SOURCE DATA:
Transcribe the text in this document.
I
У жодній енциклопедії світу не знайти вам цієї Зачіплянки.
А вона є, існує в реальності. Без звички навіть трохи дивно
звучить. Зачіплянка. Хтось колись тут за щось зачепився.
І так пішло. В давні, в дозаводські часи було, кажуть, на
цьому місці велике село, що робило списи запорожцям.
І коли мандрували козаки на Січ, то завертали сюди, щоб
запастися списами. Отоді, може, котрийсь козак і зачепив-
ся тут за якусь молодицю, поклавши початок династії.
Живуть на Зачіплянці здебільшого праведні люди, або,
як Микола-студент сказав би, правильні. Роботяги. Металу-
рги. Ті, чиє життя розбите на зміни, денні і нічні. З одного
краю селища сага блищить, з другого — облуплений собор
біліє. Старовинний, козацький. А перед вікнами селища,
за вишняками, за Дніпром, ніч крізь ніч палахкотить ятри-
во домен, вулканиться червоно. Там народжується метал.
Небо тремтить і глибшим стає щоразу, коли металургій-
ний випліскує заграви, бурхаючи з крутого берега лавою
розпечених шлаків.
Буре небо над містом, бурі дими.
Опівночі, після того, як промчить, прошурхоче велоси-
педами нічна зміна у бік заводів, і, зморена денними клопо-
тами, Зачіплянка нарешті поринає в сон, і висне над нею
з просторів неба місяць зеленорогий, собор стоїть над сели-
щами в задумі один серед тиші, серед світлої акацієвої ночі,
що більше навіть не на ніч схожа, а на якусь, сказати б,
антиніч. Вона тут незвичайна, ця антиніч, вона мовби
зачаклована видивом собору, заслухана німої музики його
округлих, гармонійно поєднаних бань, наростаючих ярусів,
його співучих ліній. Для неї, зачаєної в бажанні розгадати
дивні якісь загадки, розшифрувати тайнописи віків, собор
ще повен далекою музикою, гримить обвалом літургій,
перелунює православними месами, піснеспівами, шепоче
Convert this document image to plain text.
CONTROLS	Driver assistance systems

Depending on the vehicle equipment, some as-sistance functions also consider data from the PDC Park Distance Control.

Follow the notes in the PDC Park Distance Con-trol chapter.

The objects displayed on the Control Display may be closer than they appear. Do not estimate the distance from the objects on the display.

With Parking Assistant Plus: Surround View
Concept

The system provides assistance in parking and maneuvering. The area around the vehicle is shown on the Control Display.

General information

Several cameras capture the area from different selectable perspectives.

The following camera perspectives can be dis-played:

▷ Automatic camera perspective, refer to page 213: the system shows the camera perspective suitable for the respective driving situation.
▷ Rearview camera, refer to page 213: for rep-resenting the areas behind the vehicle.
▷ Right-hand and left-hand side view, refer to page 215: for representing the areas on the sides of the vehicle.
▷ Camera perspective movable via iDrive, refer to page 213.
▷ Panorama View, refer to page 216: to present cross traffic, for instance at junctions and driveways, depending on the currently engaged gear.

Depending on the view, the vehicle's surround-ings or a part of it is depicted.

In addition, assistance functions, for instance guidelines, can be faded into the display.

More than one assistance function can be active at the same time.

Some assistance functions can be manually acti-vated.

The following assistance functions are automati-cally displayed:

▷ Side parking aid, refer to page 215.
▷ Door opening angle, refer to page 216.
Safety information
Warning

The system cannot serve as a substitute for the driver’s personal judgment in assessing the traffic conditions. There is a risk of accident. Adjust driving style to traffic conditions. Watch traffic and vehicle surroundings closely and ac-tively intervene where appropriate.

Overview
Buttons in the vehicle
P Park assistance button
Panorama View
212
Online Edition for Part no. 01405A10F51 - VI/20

STATED EXERCISE: Exactly reproduce every line of the data above.

WRITTEN REPLY:
Transcribe the text in this document.
I
У жодній енциклопедії світу не знайти вам цієї Зачіплянки.
А вона є, існує в реальності. Без звички навіть трохи дивно
звучить. Зачіплянка. Хтось колись тут за щось зачепився.
І так пішло. В давні, в дозаводські часи було, кажуть, на
цьому місці велике село, що робило списи запорожцям.
І коли мандрували козаки на Січ, то завертали сюди, щоб
запастися списами. Отоді, може, котрийсь козак і зачепив-
ся тут за якусь молодицю, поклавши початок династії.
Живуть на Зачіплянці здебільшого праведні люди, або,
як Микола-студент сказав би, правильні. Роботяги. Металу-
рги. Ті, чиє життя розбите на зміни, денні і нічні. З одного
краю селища сага блищить, з другого — облуплений собор
біліє. Старовинний, козацький. А перед вікнами селища,
за вишняками, за Дніпром, ніч крізь ніч палахкотить ятри-
во домен, вулканиться червоно. Там народжується метал.
Небо тремтить і глибшим стає щоразу, коли металургій-
ний випліскує заграви, бурхаючи з крутого берега лавою
розпечених шлаків.
Буре небо над містом, бурі дими.
Опівночі, після того, як промчить, прошурхоче велоси-
педами нічна зміна у бік заводів, і, зморена денними клопо-
тами, Зачіплянка нарешті поринає в сон, і висне над нею
з просторів неба місяць зеленорогий, собор стоїть над сели-
щами в задумі один серед тиші, серед світлої акацієвої ночі,
що більше навіть не на ніч схожа, а на якусь, сказати б,
антиніч. Вона тут незвичайна, ця антиніч, вона мовби
зачаклована видивом собору, заслухана німої музики його
округлих, гармонійно поєднаних бань, наростаючих ярусів,
його співучих ліній. Для неї, зачаєної в бажанні розгадати
дивні якісь загадки, розшифрувати тайнописи віків, собор
ще повен далекою музикою, гримить обвалом літургій,
перелунює православними месами, піснеспівами, шепоче
Convert this document image to plain text.
CONTROLS	Driver assistance systems

Depending on the vehicle equipment, some as-sistance functions also consider data from the PDC Park Distance Control.

Follow the notes in the PDC Park Distance Con-trol chapter.

The objects displayed on the Control Display may be closer than they appear. Do not estimate the distance from the objects on the display.

With Parking Assistant Plus: Surround View
Concept

The system provides assistance in parking and maneuvering. The area around the vehicle is shown on the Control Display.

General information

Several cameras capture the area from different selectable perspectives.

The following camera perspectives can be dis-played:

▷ Automatic camera perspective, refer to page 213: the system shows the camera perspective suitable for the respective driving situation.
▷ Rearview camera, refer to page 213: for rep-resenting the areas behind the vehicle.
▷ Right-hand and left-hand side view, refer to page 215: for representing the areas on the sides of the vehicle.
▷ Camera perspective movable via iDrive, refer to page 213.
▷ Panorama View, refer to page 216: to present cross traffic, for instance at junctions and driveways, depending on the currently engaged gear.

Depending on the view, the vehicle's surround-ings or a part of it is depicted.

In addition, assistance functions, for instance guidelines, can be faded into the display.

More than one assistance function can be active at the same time.

Some assistance functions can be manually acti-vated.

The following assistance functions are automati-cally displayed:

▷ Side parking aid, refer to page 215.
▷ Door opening angle, refer to page 216.
Safety information
Warning

The system cannot serve as a substitute for the driver’s personal judgment in assessing the traffic conditions. There is a risk of accident. Adjust driving style to traffic conditions. Watch traffic and vehicle surroundings closely and ac-tively intervene where appropriate.

Overview
Buttons in the vehicle
P Park assistance button
Panorama View
212
Online Edition for Part no. 01405A10F51 - VI/20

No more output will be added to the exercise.